Task prompt ▸
Output the full material exactly as it appears here.
= = = = =
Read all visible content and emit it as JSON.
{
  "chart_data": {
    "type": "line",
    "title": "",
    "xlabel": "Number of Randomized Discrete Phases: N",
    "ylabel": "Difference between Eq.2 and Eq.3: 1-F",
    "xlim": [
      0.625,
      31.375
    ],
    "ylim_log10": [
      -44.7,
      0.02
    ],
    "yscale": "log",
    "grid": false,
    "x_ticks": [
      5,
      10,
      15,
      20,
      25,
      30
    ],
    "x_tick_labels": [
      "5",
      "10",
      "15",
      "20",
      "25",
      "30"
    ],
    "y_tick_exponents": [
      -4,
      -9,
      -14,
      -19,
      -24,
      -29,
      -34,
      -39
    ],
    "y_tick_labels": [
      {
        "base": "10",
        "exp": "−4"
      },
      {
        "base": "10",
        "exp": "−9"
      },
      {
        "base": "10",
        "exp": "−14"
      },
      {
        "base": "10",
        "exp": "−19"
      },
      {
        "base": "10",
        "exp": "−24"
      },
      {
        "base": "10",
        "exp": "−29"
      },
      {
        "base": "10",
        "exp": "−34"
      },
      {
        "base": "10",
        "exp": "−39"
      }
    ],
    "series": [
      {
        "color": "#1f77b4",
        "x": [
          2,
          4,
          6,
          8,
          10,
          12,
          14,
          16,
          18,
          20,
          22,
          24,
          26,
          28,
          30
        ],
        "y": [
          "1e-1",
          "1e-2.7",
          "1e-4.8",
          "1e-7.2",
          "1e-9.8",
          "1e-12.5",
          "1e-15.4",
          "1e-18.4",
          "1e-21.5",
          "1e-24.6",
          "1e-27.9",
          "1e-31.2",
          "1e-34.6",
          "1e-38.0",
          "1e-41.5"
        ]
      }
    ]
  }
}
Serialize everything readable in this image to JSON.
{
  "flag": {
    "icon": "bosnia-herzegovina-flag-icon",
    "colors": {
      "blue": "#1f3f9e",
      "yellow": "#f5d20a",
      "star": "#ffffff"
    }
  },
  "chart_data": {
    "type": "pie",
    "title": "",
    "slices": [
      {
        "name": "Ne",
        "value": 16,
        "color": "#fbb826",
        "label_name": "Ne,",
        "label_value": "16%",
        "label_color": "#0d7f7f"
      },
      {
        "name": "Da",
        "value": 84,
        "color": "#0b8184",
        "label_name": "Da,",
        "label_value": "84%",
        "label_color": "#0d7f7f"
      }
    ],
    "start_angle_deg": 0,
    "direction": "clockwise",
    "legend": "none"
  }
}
= = = = =
Exercise answer ▸
Read all visible content and emit it as JSON.
{
  "chart_data": {
    "type": "line",
    "title": "",
    "xlabel": "Number of Randomized Discrete Phases: N",
    "ylabel": "Difference between Eq.2 and Eq.3: 1-F",
    "xlim": [
      0.625,
      31.375
    ],
    "ylim_log10": [
      -44.7,
      0.02
    ],
    "yscale": "log",
    "grid": false,
    "x_ticks": [
      5,
      10,
      15,
      20,
      25,
      30
    ],
    "x_tick_labels": [
      "5",
      "10",
      "15",
      "20",
      "25",
      "30"
    ],
    "y_tick_exponents": [
      -4,
      -9,
      -14,
      -19,
      -24,
      -29,
      -34,
      -39
    ],
    "y_tick_labels": [
      {
        "base": "10",
        "exp": "−4"
      },
      {
        "base": "10",
        "exp": "−9"
      },
      {
        "base": "10",
        "exp": "−14"
      },
      {
        "base": "10",
        "exp": "−19"
      },
      {
        "base": "10",
        "exp": "−24"
      },
      {
        "base": "10",
        "exp": "−29"
      },
      {
        "base": "10",
        "exp": "−34"
      },
      {
        "base": "10",
        "exp": "−39"
      }
    ],
    "series": [
      {
        "color": "#1f77b4",
        "x": [
          2,
          4,
          6,
          8,
          10,
          12,
          14,
          16,
          18,
          20,
          22,
          24,
          26,
          28,
          30
        ],
        "y": [
          "1e-1",
          "1e-2.7",
          "1e-4.8",
          "1e-7.2",
          "1e-9.8",
          "1e-12.5",
          "1e-15.4",
          "1e-18.4",
          "1e-21.5",
          "1e-24.6",
          "1e-27.9",
          "1e-31.2",
          "1e-34.6",
          "1e-38.0",
          "1e-41.5"
        ]
      }
    ]
  }
}
Serialize everything readable in this image to JSON.
{
  "flag": {
    "icon": "bosnia-herzegovina-flag-icon",
    "colors": {
      "blue": "#1f3f9e",
      "yellow": "#f5d20a",
      "star": "#ffffff"
    }
  },
  "chart_data": {
    "type": "pie",
    "title": "",
    "slices": [
      {
        "name": "Ne",
        "value": 16,
        "color": "#fbb826",
        "label_name": "Ne,",
        "label_value": "16%",
        "label_color": "#0d7f7f"
      },
      {
        "name": "Da",
        "value": 84,
        "color": "#0b8184",
        "label_name": "Da,",
        "label_value": "84%",
        "label_color": "#0d7f7f"
      }
    ],
    "start_angle_deg": 0,
    "direction": "clockwise",
    "legend": "none"
  }
}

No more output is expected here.